__Prompt__.
Reproduce all of the material word for word.

Stored data:
start

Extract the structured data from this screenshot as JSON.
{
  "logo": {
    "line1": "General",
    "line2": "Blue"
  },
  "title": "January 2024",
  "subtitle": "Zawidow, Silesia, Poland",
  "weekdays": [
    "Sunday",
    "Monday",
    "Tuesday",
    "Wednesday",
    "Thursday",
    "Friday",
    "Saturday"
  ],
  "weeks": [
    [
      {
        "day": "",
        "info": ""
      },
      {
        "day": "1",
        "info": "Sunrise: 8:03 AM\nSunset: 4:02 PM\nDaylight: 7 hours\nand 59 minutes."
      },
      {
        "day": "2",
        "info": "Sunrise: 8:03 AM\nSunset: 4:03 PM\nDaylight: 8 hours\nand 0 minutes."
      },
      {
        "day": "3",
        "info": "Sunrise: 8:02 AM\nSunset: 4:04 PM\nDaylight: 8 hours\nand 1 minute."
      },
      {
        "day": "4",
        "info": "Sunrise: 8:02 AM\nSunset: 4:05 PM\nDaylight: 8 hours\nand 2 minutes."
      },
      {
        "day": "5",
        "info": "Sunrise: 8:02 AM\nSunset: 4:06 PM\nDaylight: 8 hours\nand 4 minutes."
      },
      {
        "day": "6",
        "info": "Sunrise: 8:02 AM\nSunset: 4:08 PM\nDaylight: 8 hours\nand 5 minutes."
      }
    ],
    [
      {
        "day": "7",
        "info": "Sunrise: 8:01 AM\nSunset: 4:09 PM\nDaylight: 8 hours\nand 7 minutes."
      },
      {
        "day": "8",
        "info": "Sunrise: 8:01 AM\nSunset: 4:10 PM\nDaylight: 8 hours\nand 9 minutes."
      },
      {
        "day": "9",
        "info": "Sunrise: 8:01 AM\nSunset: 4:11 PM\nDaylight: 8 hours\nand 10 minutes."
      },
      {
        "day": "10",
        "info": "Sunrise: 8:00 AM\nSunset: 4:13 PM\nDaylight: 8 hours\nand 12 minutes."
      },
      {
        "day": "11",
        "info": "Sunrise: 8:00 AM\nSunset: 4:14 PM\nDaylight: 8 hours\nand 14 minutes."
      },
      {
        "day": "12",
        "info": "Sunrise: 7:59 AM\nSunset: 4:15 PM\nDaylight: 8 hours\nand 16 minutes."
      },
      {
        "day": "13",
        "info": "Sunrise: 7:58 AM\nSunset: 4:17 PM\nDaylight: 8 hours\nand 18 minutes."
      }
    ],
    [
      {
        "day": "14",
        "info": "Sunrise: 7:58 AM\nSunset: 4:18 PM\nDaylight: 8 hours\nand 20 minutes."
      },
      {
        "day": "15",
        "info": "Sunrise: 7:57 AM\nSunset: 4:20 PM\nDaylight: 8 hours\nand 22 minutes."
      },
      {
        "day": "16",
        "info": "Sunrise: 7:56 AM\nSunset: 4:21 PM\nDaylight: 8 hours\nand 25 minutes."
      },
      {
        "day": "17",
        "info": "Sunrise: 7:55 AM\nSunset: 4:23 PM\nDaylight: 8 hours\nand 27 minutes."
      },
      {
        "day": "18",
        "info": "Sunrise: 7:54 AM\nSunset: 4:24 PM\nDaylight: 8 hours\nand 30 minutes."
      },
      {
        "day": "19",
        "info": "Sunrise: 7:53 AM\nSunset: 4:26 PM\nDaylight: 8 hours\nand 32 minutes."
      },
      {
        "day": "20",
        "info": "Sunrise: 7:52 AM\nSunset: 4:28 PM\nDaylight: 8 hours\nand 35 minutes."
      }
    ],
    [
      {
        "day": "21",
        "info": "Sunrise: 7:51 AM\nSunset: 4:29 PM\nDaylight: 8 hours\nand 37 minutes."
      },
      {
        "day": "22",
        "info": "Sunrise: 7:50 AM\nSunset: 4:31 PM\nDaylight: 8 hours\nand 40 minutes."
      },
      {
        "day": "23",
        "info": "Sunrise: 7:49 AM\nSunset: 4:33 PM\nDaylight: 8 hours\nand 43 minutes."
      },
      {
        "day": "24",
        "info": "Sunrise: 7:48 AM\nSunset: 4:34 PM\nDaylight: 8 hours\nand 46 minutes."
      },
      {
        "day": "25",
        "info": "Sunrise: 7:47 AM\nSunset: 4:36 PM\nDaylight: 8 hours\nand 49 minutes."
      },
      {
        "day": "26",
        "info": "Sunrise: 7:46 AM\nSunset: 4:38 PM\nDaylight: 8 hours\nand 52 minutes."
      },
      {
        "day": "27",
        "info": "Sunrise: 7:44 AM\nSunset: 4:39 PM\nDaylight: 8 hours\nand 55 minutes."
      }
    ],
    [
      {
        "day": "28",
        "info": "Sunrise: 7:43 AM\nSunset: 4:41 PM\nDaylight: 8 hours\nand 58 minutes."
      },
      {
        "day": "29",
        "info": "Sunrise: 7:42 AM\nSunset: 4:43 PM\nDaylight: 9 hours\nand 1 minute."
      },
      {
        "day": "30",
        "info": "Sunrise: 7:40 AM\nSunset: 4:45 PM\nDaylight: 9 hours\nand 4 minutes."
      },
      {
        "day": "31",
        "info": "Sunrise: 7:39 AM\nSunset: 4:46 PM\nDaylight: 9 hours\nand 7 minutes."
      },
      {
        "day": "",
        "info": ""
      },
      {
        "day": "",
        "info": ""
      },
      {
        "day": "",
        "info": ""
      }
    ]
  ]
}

end

__Response__.
Extract the structured data from this screenshot as JSON.
{
  "logo": {
    "line1": "General",
    "line2": "Blue"
  },
  "title": "January 2024",
  "subtitle": "Zawidow, Silesia, Poland",
  "weekdays": [
    "Sunday",
    "Monday",
    "Tuesday",
    "Wednesday",
    "Thursday",
    "Friday",
    "Saturday"
  ],
  "weeks": [
    [
      {
        "day": "",
        "info": ""
      },
      {
        "day": "1",
        "info": "Sunrise: 8:03 AM\nSunset: 4:02 PM\nDaylight: 7 hours\nand 59 minutes."
      },
      {
        "day": "2",
        "info": "Sunrise: 8:03 AM\nSunset: 4:03 PM\nDaylight: 8 hours\nand 0 minutes."
      },
      {
        "day": "3",
        "info": "Sunrise: 8:02 AM\nSunset: 4:04 PM\nDaylight: 8 hours\nand 1 minute."
      },
      {
        "day": "4",
        "info": "Sunrise: 8:02 AM\nSunset: 4:05 PM\nDaylight: 8 hours\nand 2 minutes."
      },
      {
        "day": "5",
        "info": "Sunrise: 8:02 AM\nSunset: 4:06 PM\nDaylight: 8 hours\nand 4 minutes."
      },
      {
        "day": "6",
        "info": "Sunrise: 8:02 AM\nSunset: 4:08 PM\nDaylight: 8 hours\nand 5 minutes."
      }
    ],
    [
      {
        "day": "7",
        "info": "Sunrise: 8:01 AM\nSunset: 4:09 PM\nDaylight: 8 hours\nand 7 minutes."
      },
      {
        "day": "8",
        "info": "Sunrise: 8:01 AM\nSunset: 4:10 PM\nDaylight: 8 hours\nand 9 minutes."
      },
      {
        "day": "9",
        "info": "Sunrise: 8:01 AM\nSunset: 4:11 PM\nDaylight: 8 hours\nand 10 minutes."
      },
      {
        "day": "10",
        "info": "Sunrise: 8:00 AM\nSunset: 4:13 PM\nDaylight: 8 hours\nand 12 minutes."
      },
      {
        "day": "11",
        "info": "Sunrise: 8:00 AM\nSunset: 4:14 PM\nDaylight: 8 hours\nand 14 minutes."
      },
      {
        "day": "12",
        "info": "Sunrise: 7:59 AM\nSunset: 4:15 PM\nDaylight: 8 hours\nand 16 minutes."
      },
      {
        "day": "13",
        "info": "Sunrise: 7:58 AM\nSunset: 4:17 PM\nDaylight: 8 hours\nand 18 minutes."
      }
    ],
    [
      {
        "day": "14",
        "info": "Sunrise: 7:58 AM\nSunset: 4:18 PM\nDaylight: 8 hours\nand 20 minutes."
      },
      {
        "day": "15",
        "info": "Sunrise: 7:57 AM\nSunset: 4:20 PM\nDaylight: 8 hours\nand 22 minutes."
      },
      {
        "day": "16",
        "info": "Sunrise: 7:56 AM\nSunset: 4:21 PM\nDaylight: 8 hours\nand 25 minutes."
      },
      {
        "day": "17",
        "info": "Sunrise: 7:55 AM\nSunset: 4:23 PM\nDaylight: 8 hours\nand 27 minutes."
      },
      {
        "day": "18",
        "info": "Sunrise: 7:54 AM\nSunset: 4:24 PM\nDaylight: 8 hours\nand 30 minutes."
      },
      {
        "day": "19",
        "info": "Sunrise: 7:53 AM\nSunset: 4:26 PM\nDaylight: 8 hours\nand 32 minutes."
      },
      {
        "day": "20",
        "info": "Sunrise: 7:52 AM\nSunset: 4:28 PM\nDaylight: 8 hours\nand 35 minutes."
      }
    ],
    [
      {
        "day": "21",
        "info": "Sunrise: 7:51 AM\nSunset: 4:29 PM\nDaylight: 8 hours\nand 37 minutes."
      },
      {
        "day": "22",
        "info": "Sunrise: 7:50 AM\nSunset: 4:31 PM\nDaylight: 8 hours\nand 40 minutes."
      },
      {
        "day": "23",
        "info": "Sunrise: 7:49 AM\nSunset: 4:33 PM\nDaylight: 8 hours\nand 43 minutes."
      },
      {
        "day": "24",
        "info": "Sunrise: 7:48 AM\nSunset: 4:34 PM\nDaylight: 8 hours\nand 46 minutes."
      },
      {
        "day": "25",
        "info": "Sunrise: 7:47 AM\nSunset: 4:36 PM\nDaylight: 8 hours\nand 49 minutes."
      },
      {
        "day": "26",
        "info": "Sunrise: 7:46 AM\nSunset: 4:38 PM\nDaylight: 8 hours\nand 52 minutes."
      },
      {
        "day": "27",
        "info": "Sunrise: 7:44 AM\nSunset: 4:39 PM\nDaylight: 8 hours\nand 55 minutes."
      }
    ],
    [
      {
        "day": "28",
        "info": "Sunrise: 7:43 AM\nSunset: 4:41 PM\nDaylight: 8 hours\nand 58 minutes."
      },
      {
        "day": "29",
        "info": "Sunrise: 7:42 AM\nSunset: 4:43 PM\nDaylight: 9 hours\nand 1 minute."
      },
      {
        "day": "30",
        "info": "Sunrise: 7:40 AM\nSunset: 4:45 PM\nDaylight: 9 hours\nand 4 minutes."
      },
      {
        "day": "31",
        "info": "Sunrise: 7:39 AM\nSunset: 4:46 PM\nDaylight: 9 hours\nand 7 minutes."
      },
      {
        "day": "",
        "info": ""
      },
      {
        "day": "",
        "info": ""
      },
      {
        "day": "",
        "info": ""
      }
    ]
  ]
}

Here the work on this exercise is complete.